━━━ Material shown

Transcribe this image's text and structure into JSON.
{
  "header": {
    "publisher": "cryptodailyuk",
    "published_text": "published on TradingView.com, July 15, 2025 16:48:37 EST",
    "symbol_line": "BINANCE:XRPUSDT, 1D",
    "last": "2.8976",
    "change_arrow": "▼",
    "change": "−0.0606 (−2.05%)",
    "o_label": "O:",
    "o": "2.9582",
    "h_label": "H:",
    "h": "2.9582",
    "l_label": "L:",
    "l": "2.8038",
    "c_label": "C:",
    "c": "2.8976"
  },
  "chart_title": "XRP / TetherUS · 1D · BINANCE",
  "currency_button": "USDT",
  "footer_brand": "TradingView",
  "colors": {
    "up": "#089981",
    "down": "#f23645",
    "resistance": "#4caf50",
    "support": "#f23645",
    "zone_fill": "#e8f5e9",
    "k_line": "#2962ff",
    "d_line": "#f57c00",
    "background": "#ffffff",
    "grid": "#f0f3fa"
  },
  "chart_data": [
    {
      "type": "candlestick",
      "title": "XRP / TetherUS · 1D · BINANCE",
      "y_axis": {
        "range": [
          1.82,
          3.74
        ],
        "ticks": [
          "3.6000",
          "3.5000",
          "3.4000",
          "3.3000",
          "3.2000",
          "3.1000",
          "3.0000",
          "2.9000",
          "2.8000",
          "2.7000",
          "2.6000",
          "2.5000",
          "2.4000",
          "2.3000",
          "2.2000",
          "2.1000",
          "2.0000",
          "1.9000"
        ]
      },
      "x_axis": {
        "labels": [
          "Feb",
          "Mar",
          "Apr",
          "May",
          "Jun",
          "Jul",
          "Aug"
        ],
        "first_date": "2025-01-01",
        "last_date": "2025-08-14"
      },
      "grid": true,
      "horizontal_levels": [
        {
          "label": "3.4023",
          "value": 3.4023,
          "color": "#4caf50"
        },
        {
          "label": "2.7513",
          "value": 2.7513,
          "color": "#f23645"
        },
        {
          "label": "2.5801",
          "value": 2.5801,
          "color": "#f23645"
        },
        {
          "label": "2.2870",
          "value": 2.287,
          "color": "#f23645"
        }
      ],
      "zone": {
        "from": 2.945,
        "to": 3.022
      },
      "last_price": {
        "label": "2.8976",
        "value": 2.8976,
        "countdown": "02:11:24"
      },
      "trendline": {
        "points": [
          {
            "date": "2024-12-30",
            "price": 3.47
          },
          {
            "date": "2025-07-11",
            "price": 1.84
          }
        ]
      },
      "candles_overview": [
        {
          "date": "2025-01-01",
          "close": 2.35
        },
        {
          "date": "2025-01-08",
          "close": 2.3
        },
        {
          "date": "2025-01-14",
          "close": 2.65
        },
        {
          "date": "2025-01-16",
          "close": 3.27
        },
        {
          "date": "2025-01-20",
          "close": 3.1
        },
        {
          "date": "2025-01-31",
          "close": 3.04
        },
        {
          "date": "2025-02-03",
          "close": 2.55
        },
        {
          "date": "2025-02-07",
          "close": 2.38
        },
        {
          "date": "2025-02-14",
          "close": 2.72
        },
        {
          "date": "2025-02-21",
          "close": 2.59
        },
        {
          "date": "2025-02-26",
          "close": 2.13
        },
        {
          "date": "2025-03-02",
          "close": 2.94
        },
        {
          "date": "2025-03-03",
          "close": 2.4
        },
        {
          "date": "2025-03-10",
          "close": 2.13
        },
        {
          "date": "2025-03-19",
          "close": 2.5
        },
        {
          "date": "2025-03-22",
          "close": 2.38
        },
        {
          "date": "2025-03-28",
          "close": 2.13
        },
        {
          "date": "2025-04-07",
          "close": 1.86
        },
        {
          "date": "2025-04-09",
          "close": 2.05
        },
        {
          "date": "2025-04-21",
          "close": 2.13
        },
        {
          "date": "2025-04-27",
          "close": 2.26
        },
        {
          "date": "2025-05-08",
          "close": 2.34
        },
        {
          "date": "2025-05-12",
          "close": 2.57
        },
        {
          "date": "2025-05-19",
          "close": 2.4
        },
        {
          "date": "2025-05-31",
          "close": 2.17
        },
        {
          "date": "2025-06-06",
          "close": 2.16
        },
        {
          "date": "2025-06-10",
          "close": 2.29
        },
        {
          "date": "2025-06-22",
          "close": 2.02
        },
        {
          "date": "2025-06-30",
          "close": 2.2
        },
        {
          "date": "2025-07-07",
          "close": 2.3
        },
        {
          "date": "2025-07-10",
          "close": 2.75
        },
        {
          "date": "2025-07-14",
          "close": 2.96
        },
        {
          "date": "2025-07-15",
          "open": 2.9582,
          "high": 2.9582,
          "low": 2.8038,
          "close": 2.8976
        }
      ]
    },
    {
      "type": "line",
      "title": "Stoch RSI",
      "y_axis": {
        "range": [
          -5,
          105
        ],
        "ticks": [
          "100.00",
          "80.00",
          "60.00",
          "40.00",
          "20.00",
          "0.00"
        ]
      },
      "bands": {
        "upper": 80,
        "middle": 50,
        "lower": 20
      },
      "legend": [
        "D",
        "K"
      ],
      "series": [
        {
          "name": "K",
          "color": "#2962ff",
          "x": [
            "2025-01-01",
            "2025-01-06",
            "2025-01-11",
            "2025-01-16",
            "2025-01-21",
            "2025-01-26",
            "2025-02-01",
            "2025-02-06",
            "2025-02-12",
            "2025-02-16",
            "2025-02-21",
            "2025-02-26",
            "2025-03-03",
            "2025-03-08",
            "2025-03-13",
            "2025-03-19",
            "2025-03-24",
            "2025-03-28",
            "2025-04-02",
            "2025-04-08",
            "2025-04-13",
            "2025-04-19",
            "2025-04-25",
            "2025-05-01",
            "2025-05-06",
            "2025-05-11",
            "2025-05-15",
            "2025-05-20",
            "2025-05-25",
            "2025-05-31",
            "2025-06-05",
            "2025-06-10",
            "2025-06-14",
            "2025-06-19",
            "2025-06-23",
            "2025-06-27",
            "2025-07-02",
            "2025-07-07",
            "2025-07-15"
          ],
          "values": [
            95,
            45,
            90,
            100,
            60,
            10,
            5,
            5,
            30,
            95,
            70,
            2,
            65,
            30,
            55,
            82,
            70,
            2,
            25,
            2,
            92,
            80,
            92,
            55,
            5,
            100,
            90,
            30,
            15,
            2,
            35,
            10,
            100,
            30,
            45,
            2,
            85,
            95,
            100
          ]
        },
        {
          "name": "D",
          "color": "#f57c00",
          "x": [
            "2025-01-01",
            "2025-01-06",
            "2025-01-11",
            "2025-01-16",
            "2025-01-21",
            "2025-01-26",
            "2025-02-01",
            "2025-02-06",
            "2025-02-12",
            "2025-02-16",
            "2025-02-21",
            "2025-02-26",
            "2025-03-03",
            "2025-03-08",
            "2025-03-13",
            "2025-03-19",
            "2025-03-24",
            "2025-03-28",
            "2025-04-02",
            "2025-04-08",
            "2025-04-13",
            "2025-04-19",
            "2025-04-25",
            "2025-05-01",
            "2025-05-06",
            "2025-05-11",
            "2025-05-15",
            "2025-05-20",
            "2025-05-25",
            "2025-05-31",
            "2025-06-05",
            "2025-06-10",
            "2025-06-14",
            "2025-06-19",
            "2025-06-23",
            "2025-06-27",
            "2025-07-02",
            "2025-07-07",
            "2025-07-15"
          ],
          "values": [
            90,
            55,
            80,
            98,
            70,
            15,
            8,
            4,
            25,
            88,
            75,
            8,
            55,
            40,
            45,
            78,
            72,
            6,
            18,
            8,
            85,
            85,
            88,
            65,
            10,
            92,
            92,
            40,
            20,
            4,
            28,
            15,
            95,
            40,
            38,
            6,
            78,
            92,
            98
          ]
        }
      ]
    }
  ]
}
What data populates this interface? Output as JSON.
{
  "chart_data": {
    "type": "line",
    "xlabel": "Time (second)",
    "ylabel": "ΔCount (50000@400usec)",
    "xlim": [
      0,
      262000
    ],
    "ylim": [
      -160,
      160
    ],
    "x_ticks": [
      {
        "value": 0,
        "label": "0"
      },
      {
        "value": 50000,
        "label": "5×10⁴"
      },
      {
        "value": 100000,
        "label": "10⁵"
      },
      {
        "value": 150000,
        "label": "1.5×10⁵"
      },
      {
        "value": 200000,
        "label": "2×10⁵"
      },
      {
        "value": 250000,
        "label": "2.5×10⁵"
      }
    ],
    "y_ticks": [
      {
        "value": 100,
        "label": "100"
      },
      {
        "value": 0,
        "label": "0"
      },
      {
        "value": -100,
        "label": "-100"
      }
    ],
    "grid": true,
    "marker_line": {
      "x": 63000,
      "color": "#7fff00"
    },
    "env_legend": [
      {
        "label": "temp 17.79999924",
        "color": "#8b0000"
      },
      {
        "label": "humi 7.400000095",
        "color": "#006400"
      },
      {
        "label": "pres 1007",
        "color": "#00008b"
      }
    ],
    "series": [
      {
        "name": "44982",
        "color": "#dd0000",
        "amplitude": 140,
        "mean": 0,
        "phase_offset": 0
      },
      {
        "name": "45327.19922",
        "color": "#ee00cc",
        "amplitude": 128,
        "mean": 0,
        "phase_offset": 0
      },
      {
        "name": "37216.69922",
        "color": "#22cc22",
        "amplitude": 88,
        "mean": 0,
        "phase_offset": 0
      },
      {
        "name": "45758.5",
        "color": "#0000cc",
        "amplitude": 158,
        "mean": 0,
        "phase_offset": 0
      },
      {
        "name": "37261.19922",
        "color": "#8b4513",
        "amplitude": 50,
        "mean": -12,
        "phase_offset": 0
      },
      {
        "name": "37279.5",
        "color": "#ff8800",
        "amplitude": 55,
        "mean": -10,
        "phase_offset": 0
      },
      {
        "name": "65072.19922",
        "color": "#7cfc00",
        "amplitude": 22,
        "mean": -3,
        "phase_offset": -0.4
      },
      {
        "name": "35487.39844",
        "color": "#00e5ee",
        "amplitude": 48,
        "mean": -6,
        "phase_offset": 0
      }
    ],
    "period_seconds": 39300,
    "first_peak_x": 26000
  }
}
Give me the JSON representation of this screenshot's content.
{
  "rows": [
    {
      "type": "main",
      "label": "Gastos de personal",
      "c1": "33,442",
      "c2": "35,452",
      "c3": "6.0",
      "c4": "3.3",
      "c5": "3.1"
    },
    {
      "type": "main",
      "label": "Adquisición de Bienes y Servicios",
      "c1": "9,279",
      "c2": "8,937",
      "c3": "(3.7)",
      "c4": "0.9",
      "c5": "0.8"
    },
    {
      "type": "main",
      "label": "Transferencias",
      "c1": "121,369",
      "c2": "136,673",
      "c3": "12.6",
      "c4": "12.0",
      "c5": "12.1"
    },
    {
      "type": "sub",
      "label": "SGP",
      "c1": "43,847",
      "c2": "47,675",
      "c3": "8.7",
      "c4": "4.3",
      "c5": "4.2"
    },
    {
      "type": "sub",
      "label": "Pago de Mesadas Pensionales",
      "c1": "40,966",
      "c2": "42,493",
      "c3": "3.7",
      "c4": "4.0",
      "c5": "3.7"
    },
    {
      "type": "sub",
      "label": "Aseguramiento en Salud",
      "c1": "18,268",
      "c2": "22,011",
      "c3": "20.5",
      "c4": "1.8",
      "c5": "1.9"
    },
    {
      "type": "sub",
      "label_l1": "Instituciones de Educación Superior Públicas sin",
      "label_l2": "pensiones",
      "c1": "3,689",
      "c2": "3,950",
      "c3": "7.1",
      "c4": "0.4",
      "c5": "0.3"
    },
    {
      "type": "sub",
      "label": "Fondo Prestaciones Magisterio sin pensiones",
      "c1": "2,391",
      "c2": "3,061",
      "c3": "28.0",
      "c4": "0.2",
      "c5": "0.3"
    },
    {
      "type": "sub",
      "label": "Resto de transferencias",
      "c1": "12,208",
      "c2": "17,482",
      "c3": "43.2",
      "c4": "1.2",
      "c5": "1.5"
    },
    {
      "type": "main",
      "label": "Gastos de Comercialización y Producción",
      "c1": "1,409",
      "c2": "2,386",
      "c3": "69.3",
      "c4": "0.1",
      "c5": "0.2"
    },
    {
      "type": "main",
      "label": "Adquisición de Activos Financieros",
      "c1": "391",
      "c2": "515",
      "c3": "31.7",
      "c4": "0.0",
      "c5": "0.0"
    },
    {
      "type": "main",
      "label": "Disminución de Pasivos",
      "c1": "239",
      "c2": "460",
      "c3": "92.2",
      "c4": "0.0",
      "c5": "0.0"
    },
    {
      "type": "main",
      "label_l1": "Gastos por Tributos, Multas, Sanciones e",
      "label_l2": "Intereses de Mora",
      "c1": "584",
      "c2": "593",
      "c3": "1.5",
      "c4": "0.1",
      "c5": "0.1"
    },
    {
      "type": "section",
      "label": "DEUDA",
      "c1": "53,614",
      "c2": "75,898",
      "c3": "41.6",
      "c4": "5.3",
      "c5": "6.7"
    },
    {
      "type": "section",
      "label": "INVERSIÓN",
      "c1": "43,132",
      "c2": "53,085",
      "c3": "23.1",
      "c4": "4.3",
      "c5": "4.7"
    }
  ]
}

━━━━━━

Copy out every line from the records that has the word "pensiones".

Final result —
      "label_l2": "pensiones",
      "label": "Fondo Prestaciones Magisterio sin pensiones",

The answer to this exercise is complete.